Written instruction:
The answer is one number: how many lines hold the string "this".

[Stored items]

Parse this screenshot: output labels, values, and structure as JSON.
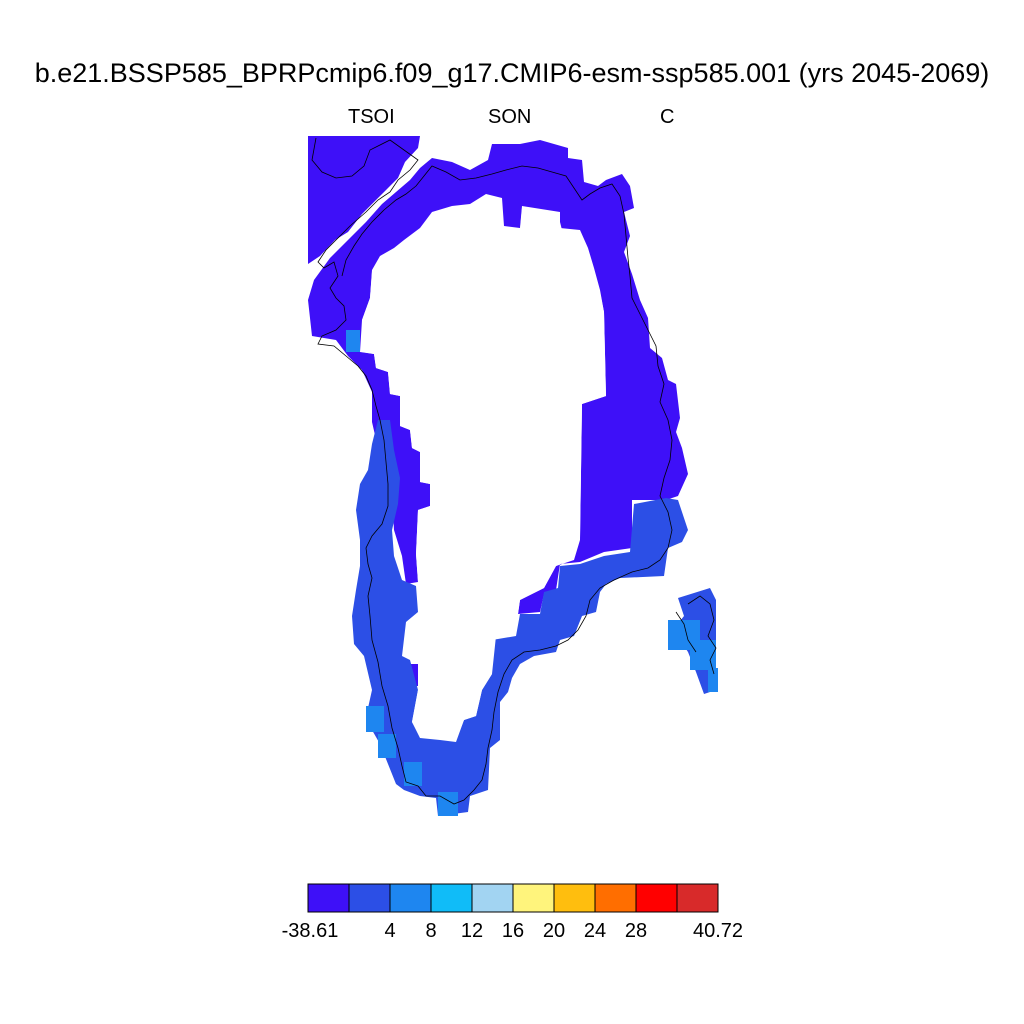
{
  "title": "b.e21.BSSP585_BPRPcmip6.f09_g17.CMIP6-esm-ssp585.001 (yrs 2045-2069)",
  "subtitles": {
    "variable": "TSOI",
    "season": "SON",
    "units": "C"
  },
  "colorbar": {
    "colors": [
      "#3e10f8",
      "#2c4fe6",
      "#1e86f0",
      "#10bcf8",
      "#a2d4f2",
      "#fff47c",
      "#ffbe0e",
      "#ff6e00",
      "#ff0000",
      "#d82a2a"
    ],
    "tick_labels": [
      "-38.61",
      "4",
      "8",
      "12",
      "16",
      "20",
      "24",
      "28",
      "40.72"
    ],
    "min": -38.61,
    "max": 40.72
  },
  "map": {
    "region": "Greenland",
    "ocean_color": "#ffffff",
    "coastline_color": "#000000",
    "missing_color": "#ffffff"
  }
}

==

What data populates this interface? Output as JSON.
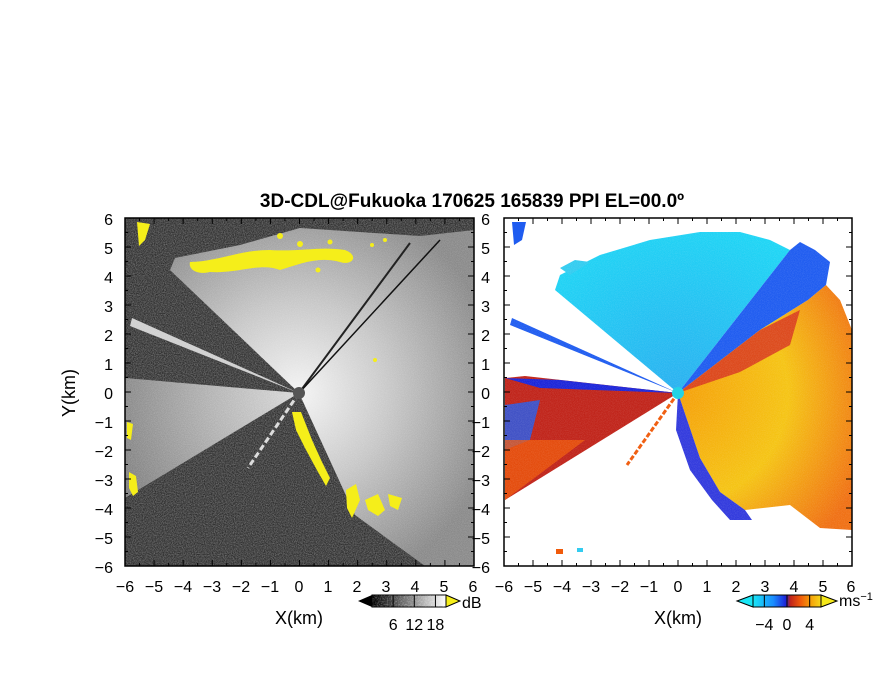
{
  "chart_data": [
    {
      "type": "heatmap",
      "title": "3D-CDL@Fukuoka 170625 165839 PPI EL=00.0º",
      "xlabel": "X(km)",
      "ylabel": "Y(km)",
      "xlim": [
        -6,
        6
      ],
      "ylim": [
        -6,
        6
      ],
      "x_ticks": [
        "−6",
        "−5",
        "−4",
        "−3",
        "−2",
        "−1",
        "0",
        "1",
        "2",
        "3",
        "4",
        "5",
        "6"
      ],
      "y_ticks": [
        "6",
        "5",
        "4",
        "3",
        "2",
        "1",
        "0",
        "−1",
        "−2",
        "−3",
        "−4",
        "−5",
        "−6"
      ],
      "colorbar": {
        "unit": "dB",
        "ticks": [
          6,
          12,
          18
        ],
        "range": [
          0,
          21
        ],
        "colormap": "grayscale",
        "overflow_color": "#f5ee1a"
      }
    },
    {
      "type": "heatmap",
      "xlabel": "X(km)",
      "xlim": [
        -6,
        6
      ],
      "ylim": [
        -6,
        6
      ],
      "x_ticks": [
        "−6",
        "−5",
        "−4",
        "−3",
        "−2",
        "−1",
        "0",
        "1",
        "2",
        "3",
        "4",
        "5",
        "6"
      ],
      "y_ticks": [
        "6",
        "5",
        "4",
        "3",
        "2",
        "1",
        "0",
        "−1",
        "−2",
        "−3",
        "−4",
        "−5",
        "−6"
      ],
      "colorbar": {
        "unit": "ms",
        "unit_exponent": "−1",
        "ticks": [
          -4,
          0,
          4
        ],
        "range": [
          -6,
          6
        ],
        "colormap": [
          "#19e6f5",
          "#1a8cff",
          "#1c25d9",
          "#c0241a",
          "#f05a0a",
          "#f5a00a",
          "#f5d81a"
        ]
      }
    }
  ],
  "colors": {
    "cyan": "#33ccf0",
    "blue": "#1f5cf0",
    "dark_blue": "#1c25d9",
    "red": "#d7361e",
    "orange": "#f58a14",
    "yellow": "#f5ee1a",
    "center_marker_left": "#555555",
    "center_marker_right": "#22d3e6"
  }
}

Output of the exercise:
2